* **INPUT RECORDS**

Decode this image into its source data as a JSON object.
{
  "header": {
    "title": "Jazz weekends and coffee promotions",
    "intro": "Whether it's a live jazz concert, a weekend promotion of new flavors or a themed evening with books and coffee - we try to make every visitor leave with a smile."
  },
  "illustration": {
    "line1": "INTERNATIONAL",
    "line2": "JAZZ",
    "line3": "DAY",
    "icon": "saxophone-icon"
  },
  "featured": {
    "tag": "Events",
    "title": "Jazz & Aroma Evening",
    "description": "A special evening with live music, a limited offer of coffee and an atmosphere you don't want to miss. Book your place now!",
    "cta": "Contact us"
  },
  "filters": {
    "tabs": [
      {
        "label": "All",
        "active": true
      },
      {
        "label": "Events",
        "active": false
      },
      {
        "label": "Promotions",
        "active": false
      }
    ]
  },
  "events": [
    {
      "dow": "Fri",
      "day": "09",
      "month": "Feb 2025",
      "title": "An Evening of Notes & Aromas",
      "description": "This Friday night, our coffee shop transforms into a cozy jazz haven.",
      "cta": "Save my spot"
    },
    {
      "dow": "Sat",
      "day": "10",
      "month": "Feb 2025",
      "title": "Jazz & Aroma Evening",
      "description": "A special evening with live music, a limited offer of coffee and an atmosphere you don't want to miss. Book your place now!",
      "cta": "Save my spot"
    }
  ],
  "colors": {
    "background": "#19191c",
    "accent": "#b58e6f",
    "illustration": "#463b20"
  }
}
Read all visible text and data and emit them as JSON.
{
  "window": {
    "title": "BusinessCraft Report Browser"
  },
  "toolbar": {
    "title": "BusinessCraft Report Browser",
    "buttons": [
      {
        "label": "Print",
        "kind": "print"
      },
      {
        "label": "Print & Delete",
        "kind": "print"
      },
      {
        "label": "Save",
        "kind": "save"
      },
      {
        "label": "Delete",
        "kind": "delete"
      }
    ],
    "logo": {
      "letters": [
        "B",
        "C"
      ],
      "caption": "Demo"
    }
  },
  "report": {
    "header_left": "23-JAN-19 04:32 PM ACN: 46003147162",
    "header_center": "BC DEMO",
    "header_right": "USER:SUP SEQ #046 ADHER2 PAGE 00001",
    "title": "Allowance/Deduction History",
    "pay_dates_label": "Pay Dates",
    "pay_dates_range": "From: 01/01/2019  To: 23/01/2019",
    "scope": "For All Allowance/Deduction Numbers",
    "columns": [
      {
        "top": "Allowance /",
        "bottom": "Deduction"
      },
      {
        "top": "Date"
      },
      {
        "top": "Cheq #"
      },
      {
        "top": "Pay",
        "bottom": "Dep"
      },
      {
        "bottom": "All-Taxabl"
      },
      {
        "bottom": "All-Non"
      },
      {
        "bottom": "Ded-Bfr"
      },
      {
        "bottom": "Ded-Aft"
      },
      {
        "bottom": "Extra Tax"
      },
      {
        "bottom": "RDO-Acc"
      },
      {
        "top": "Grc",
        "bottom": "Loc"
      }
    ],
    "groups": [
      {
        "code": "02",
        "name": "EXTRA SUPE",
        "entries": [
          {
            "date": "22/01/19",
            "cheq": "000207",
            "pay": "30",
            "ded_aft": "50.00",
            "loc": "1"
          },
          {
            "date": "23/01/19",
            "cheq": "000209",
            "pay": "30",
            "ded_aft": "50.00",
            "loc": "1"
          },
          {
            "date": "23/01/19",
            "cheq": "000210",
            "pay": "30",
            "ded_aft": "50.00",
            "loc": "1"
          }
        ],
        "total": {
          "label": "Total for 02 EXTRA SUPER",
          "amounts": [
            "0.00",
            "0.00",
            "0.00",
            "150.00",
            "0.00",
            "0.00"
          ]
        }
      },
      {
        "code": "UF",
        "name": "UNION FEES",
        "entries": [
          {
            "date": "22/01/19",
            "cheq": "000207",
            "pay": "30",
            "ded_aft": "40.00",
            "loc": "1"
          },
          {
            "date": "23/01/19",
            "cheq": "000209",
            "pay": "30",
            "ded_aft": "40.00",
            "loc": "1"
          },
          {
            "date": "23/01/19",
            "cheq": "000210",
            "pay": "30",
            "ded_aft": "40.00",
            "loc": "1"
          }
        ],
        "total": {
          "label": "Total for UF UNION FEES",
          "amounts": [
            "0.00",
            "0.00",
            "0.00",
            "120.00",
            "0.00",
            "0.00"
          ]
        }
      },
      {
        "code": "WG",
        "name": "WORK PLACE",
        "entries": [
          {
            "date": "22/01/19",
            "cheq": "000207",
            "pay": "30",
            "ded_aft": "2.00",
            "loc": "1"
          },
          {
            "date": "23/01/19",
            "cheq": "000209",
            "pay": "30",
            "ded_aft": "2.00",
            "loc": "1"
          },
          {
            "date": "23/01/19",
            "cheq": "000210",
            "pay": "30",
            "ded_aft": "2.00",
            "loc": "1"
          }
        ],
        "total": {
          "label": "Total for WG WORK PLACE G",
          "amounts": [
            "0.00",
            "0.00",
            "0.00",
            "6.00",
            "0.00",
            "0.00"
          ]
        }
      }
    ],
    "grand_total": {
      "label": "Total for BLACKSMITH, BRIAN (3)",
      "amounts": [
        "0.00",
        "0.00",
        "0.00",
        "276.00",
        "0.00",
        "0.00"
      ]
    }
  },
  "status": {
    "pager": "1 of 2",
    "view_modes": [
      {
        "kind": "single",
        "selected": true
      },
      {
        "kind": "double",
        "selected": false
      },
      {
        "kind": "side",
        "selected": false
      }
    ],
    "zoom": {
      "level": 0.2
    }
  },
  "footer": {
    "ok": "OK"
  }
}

* **WHAT YOU HAVE TO DO**
Copy out all of the records above with nothing altered.

* **TASK ANSWER**
Decode this image into its source data as a JSON object.
{
  "header": {
    "title": "Jazz weekends and coffee promotions",
    "intro": "Whether it's a live jazz concert, a weekend promotion of new flavors or a themed evening with books and coffee - we try to make every visitor leave with a smile."
  },
  "illustration": {
    "line1": "INTERNATIONAL",
    "line2": "JAZZ",
    "line3": "DAY",
    "icon": "saxophone-icon"
  },
  "featured": {
    "tag": "Events",
    "title": "Jazz & Aroma Evening",
    "description": "A special evening with live music, a limited offer of coffee and an atmosphere you don't want to miss. Book your place now!",
    "cta": "Contact us"
  },
  "filters": {
    "tabs": [
      {
        "label": "All",
        "active": true
      },
      {
        "label": "Events",
        "active": false
      },
      {
        "label": "Promotions",
        "active": false
      }
    ]
  },
  "events": [
    {
      "dow": "Fri",
      "day": "09",
      "month": "Feb 2025",
      "title": "An Evening of Notes & Aromas",
      "description": "This Friday night, our coffee shop transforms into a cozy jazz haven.",
      "cta": "Save my spot"
    },
    {
      "dow": "Sat",
      "day": "10",
      "month": "Feb 2025",
      "title": "Jazz & Aroma Evening",
      "description": "A special evening with live music, a limited offer of coffee and an atmosphere you don't want to miss. Book your place now!",
      "cta": "Save my spot"
    }
  ],
  "colors": {
    "background": "#19191c",
    "accent": "#b58e6f",
    "illustration": "#463b20"
  }
}
Read all visible text and data and emit them as JSON.
{
  "window": {
    "title": "BusinessCraft Report Browser"
  },
  "toolbar": {
    "title": "BusinessCraft Report Browser",
    "buttons": [
      {
        "label": "Print",
        "kind": "print"
      },
      {
        "label": "Print & Delete",
        "kind": "print"
      },
      {
        "label": "Save",
        "kind": "save"
      },
      {
        "label": "Delete",
        "kind": "delete"
      }
    ],
    "logo": {
      "letters": [
        "B",
        "C"
      ],
      "caption": "Demo"
    }
  },
  "report": {
    "header_left": "23-JAN-19 04:32 PM ACN: 46003147162",
    "header_center": "BC DEMO",
    "header_right": "USER:SUP SEQ #046 ADHER2 PAGE 00001",
    "title": "Allowance/Deduction History",
    "pay_dates_label": "Pay Dates",
    "pay_dates_range": "From: 01/01/2019  To: 23/01/2019",
    "scope": "For All Allowance/Deduction Numbers",
    "columns": [
      {
        "top": "Allowance /",
        "bottom": "Deduction"
      },
      {
        "top": "Date"
      },
      {
        "top": "Cheq #"
      },
      {
        "top": "Pay",
        "bottom": "Dep"
      },
      {
        "bottom": "All-Taxabl"
      },
      {
        "bottom": "All-Non"
      },
      {
        "bottom": "Ded-Bfr"
      },
      {
        "bottom": "Ded-Aft"
      },
      {
        "bottom": "Extra Tax"
      },
      {
        "bottom": "RDO-Acc"
      },
      {
        "top": "Grc",
        "bottom": "Loc"
      }
    ],
    "groups": [
      {
        "code": "02",
        "name": "EXTRA SUPE",
        "entries": [
          {
            "date": "22/01/19",
            "cheq": "000207",
            "pay": "30",
            "ded_aft": "50.00",
            "loc": "1"
          },
          {
            "date": "23/01/19",
            "cheq": "000209",
            "pay": "30",
            "ded_aft": "50.00",
            "loc": "1"
          },
          {
            "date": "23/01/19",
            "cheq": "000210",
            "pay": "30",
            "ded_aft": "50.00",
            "loc": "1"
          }
        ],
        "total": {
          "label": "Total for 02 EXTRA SUPER",
          "amounts": [
            "0.00",
            "0.00",
            "0.00",
            "150.00",
            "0.00",
            "0.00"
          ]
        }
      },
      {
        "code": "UF",
        "name": "UNION FEES",
        "entries": [
          {
            "date": "22/01/19",
            "cheq": "000207",
            "pay": "30",
            "ded_aft": "40.00",
            "loc": "1"
          },
          {
            "date": "23/01/19",
            "cheq": "000209",
            "pay": "30",
            "ded_aft": "40.00",
            "loc": "1"
          },
          {
            "date": "23/01/19",
            "cheq": "000210",
            "pay": "30",
            "ded_aft": "40.00",
            "loc": "1"
          }
        ],
        "total": {
          "label": "Total for UF UNION FEES",
          "amounts": [
            "0.00",
            "0.00",
            "0.00",
            "120.00",
            "0.00",
            "0.00"
          ]
        }
      },
      {
        "code": "WG",
        "name": "WORK PLACE",
        "entries": [
          {
            "date": "22/01/19",
            "cheq": "000207",
            "pay": "30",
            "ded_aft": "2.00",
            "loc": "1"
          },
          {
            "date": "23/01/19",
            "cheq": "000209",
            "pay": "30",
            "ded_aft": "2.00",
            "loc": "1"
          },
          {
            "date": "23/01/19",
            "cheq": "000210",
            "pay": "30",
            "ded_aft": "2.00",
            "loc": "1"
          }
        ],
        "total": {
          "label": "Total for WG WORK PLACE G",
          "amounts": [
            "0.00",
            "0.00",
            "0.00",
            "6.00",
            "0.00",
            "0.00"
          ]
        }
      }
    ],
    "grand_total": {
      "label": "Total for BLACKSMITH, BRIAN (3)",
      "amounts": [
        "0.00",
        "0.00",
        "0.00",
        "276.00",
        "0.00",
        "0.00"
      ]
    }
  },
  "status": {
    "pager": "1 of 2",
    "view_modes": [
      {
        "kind": "single",
        "selected": true
      },
      {
        "kind": "double",
        "selected": false
      },
      {
        "kind": "side",
        "selected": false
      }
    ],
    "zoom": {
      "level": 0.2
    }
  },
  "footer": {
    "ok": "OK"
  }
}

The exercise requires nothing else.